SHORT PROBLEM: Determine how many lines include the string "Shift". Output that number only.

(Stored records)

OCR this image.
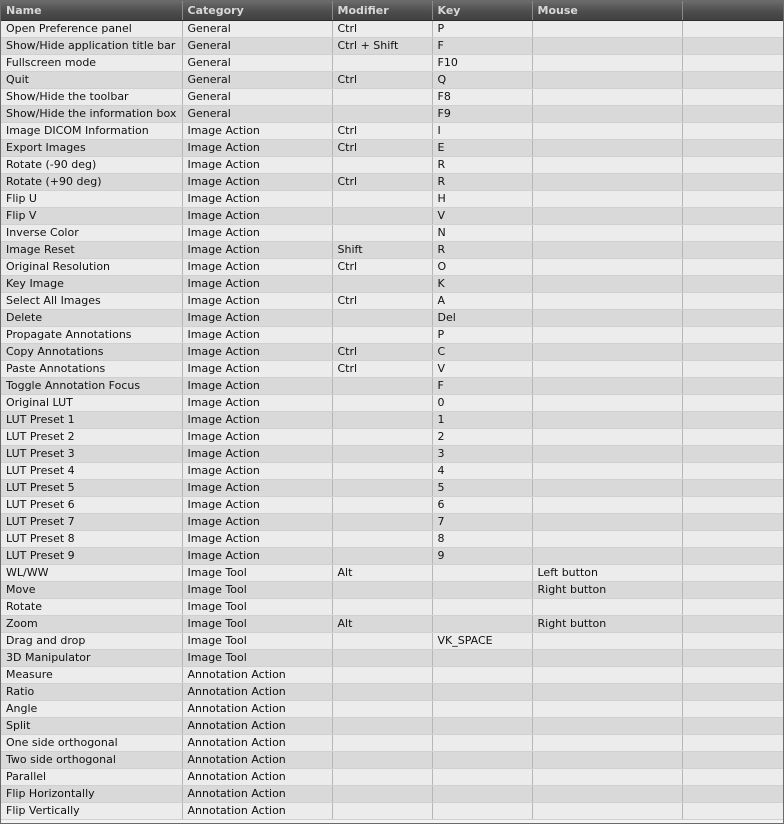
Name	Category	Modifier	Key	Mouse	
Open Preference panel	General	Ctrl	P		
Show/Hide application title bar	General	Ctrl + Shift	F		
Fullscreen mode	General		F10		
Quit	General	Ctrl	Q		
Show/Hide the toolbar	General		F8		
Show/Hide the information box	General		F9		
Image DICOM Information	Image Action	Ctrl	I		
Export Images	Image Action	Ctrl	E		
Rotate (-90 deg)	Image Action		R		
Rotate (+90 deg)	Image Action	Ctrl	R		
Flip U	Image Action		H		
Flip V	Image Action		V		
Inverse Color	Image Action		N		
Image Reset	Image Action	Shift	R		
Original Resolution	Image Action	Ctrl	O		
Key Image	Image Action		K		
Select All Images	Image Action	Ctrl	A		
Delete	Image Action		Del		
Propagate Annotations	Image Action		P		
Copy Annotations	Image Action	Ctrl	C		
Paste Annotations	Image Action	Ctrl	V		
Toggle Annotation Focus	Image Action		F		
Original LUT	Image Action		0		
LUT Preset 1	Image Action		1		
LUT Preset 2	Image Action		2		
LUT Preset 3	Image Action		3		
LUT Preset 4	Image Action		4		
LUT Preset 5	Image Action		5		
LUT Preset 6	Image Action		6		
LUT Preset 7	Image Action		7		
LUT Preset 8	Image Action		8		
LUT Preset 9	Image Action		9		
WL/WW	Image Tool	Alt		Left button	
Move	Image Tool			Right button	
Rotate	Image Tool				
Zoom	Image Tool	Alt		Right button	
Drag and drop	Image Tool		VK_SPACE		
3D Manipulator	Image Tool				
Measure	Annotation Action				
Ratio	Annotation Action				
Angle	Annotation Action				
Split	Annotation Action				
One side orthogonal	Annotation Action				
Two side orthogonal	Annotation Action				
Parallel	Annotation Action				
Flip Horizontally	Annotation Action				
Flip Vertically	Annotation Action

WRITTEN SOLUTION: 2